Records contained in a dataset
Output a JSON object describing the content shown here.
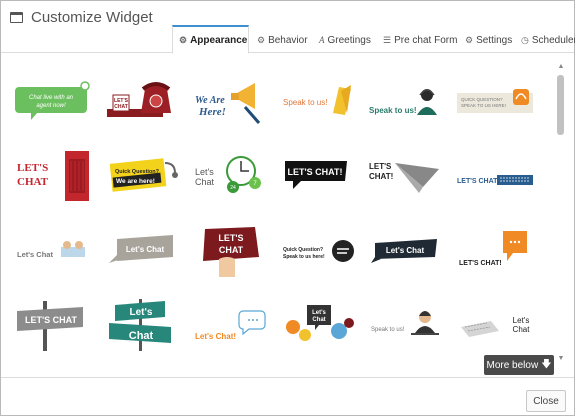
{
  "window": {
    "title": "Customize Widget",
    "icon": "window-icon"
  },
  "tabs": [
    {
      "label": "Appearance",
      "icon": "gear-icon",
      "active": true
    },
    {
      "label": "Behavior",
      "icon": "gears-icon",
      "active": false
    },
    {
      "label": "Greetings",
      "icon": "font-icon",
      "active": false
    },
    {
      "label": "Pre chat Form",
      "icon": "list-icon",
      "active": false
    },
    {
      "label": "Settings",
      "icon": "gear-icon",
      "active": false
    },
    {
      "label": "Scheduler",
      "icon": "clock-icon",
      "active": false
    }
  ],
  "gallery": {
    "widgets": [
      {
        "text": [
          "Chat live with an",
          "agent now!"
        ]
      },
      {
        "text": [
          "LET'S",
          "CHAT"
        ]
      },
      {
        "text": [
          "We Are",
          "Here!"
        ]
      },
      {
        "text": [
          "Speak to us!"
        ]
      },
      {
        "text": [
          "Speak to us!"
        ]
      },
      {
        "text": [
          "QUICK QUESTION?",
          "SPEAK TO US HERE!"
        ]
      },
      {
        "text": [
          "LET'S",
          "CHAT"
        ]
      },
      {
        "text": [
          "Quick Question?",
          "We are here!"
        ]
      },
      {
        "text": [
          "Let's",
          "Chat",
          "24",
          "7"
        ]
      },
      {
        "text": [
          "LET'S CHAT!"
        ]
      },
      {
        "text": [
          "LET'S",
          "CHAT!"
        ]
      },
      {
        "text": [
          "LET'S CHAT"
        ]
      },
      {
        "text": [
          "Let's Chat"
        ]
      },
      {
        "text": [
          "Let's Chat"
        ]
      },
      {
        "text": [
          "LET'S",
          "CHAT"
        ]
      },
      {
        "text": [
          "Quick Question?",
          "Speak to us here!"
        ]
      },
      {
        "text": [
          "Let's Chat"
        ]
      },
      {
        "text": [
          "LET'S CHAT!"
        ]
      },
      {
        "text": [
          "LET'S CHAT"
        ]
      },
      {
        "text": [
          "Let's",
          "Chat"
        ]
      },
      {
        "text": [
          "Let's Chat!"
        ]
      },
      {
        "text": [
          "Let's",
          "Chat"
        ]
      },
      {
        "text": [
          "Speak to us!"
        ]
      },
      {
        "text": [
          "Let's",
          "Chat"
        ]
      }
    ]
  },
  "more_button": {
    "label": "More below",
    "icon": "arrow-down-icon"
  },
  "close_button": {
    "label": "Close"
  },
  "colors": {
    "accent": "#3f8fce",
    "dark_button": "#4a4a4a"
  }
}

### REQUEST
Check each line of the data above for the word "icon", then state how many lines have it. Give the number alone.

### RESPONSE
8